Task to carry out → Copy out all of the material, matching it word for word.

• • •

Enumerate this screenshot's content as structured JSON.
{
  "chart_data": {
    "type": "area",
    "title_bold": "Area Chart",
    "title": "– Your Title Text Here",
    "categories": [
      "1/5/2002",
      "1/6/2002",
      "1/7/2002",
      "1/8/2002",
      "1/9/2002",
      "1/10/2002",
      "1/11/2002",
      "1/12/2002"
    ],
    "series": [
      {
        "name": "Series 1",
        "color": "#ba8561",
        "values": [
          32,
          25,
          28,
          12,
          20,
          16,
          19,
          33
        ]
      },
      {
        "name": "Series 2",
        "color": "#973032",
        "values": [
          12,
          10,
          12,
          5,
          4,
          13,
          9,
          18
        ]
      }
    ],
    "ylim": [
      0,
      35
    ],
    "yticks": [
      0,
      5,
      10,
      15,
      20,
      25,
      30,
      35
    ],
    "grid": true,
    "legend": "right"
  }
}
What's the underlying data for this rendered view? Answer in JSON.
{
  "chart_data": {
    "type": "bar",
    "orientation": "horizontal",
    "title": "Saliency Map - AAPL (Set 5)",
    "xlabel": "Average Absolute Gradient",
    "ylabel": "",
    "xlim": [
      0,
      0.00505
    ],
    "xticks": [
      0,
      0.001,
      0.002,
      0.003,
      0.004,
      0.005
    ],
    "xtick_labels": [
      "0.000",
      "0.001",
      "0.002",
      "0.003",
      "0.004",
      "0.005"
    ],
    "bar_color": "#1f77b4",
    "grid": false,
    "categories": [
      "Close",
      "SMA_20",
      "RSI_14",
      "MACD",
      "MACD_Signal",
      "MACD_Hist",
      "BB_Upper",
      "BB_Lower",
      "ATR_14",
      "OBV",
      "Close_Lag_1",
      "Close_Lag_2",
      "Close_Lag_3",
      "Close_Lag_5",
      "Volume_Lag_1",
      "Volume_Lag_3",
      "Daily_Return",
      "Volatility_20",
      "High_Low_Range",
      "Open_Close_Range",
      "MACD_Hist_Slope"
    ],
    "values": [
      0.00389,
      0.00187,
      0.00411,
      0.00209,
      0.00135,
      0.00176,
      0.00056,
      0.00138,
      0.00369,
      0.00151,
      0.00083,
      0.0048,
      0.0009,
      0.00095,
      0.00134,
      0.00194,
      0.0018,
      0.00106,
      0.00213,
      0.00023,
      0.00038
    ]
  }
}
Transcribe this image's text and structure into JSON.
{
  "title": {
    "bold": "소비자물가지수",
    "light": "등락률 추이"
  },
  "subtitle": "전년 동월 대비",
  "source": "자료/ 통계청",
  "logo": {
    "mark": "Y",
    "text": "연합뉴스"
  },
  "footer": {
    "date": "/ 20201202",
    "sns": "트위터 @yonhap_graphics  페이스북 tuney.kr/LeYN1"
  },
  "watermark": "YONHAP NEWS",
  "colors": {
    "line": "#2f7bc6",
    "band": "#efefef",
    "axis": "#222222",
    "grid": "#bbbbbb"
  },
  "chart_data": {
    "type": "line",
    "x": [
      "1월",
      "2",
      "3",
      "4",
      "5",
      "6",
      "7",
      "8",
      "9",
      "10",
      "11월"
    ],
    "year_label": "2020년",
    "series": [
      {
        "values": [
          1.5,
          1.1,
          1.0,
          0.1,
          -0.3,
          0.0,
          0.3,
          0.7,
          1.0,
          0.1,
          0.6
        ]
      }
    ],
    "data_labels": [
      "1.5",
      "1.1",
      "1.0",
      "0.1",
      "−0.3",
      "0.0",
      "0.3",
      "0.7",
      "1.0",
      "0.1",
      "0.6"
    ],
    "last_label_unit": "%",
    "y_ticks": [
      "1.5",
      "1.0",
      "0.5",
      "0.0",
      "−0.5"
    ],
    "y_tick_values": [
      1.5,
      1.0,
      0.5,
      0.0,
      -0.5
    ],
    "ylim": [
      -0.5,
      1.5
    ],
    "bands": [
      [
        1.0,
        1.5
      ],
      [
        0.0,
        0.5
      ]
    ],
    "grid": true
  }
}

• • •

Exercise solution →
Enumerate this screenshot's content as structured JSON.
{
  "chart_data": {
    "type": "area",
    "title_bold": "Area Chart",
    "title": "– Your Title Text Here",
    "categories": [
      "1/5/2002",
      "1/6/2002",
      "1/7/2002",
      "1/8/2002",
      "1/9/2002",
      "1/10/2002",
      "1/11/2002",
      "1/12/2002"
    ],
    "series": [
      {
        "name": "Series 1",
        "color": "#ba8561",
        "values": [
          32,
          25,
          28,
          12,
          20,
          16,
          19,
          33
        ]
      },
      {
        "name": "Series 2",
        "color": "#973032",
        "values": [
          12,
          10,
          12,
          5,
          4,
          13,
          9,
          18
        ]
      }
    ],
    "ylim": [
      0,
      35
    ],
    "yticks": [
      0,
      5,
      10,
      15,
      20,
      25,
      30,
      35
    ],
    "grid": true,
    "legend": "right"
  }
}
What's the underlying data for this rendered view? Answer in JSON.
{
  "chart_data": {
    "type": "bar",
    "orientation": "horizontal",
    "title": "Saliency Map - AAPL (Set 5)",
    "xlabel": "Average Absolute Gradient",
    "ylabel": "",
    "xlim": [
      0,
      0.00505
    ],
    "xticks": [
      0,
      0.001,
      0.002,
      0.003,
      0.004,
      0.005
    ],
    "xtick_labels": [
      "0.000",
      "0.001",
      "0.002",
      "0.003",
      "0.004",
      "0.005"
    ],
    "bar_color": "#1f77b4",
    "grid": false,
    "categories": [
      "Close",
      "SMA_20",
      "RSI_14",
      "MACD",
      "MACD_Signal",
      "MACD_Hist",
      "BB_Upper",
      "BB_Lower",
      "ATR_14",
      "OBV",
      "Close_Lag_1",
      "Close_Lag_2",
      "Close_Lag_3",
      "Close_Lag_5",
      "Volume_Lag_1",
      "Volume_Lag_3",
      "Daily_Return",
      "Volatility_20",
      "High_Low_Range",
      "Open_Close_Range",
      "MACD_Hist_Slope"
    ],
    "values": [
      0.00389,
      0.00187,
      0.00411,
      0.00209,
      0.00135,
      0.00176,
      0.00056,
      0.00138,
      0.00369,
      0.00151,
      0.00083,
      0.0048,
      0.0009,
      0.00095,
      0.00134,
      0.00194,
      0.0018,
      0.00106,
      0.00213,
      0.00023,
      0.00038
    ]
  }
}
Transcribe this image's text and structure into JSON.
{
  "title": {
    "bold": "소비자물가지수",
    "light": "등락률 추이"
  },
  "subtitle": "전년 동월 대비",
  "source": "자료/ 통계청",
  "logo": {
    "mark": "Y",
    "text": "연합뉴스"
  },
  "footer": {
    "date": "/ 20201202",
    "sns": "트위터 @yonhap_graphics  페이스북 tuney.kr/LeYN1"
  },
  "watermark": "YONHAP NEWS",
  "colors": {
    "line": "#2f7bc6",
    "band": "#efefef",
    "axis": "#222222",
    "grid": "#bbbbbb"
  },
  "chart_data": {
    "type": "line",
    "x": [
      "1월",
      "2",
      "3",
      "4",
      "5",
      "6",
      "7",
      "8",
      "9",
      "10",
      "11월"
    ],
    "year_label": "2020년",
    "series": [
      {
        "values": [
          1.5,
          1.1,
          1.0,
          0.1,
          -0.3,
          0.0,
          0.3,
          0.7,
          1.0,
          0.1,
          0.6
        ]
      }
    ],
    "data_labels": [
      "1.5",
      "1.1",
      "1.0",
      "0.1",
      "−0.3",
      "0.0",
      "0.3",
      "0.7",
      "1.0",
      "0.1",
      "0.6"
    ],
    "last_label_unit": "%",
    "y_ticks": [
      "1.5",
      "1.0",
      "0.5",
      "0.0",
      "−0.5"
    ],
    "y_tick_values": [
      1.5,
      1.0,
      0.5,
      0.0,
      -0.5
    ],
    "ylim": [
      -0.5,
      1.5
    ],
    "bands": [
      [
        1.0,
        1.5
      ],
      [
        0.0,
        0.5
      ]
    ],
    "grid": true
  }
}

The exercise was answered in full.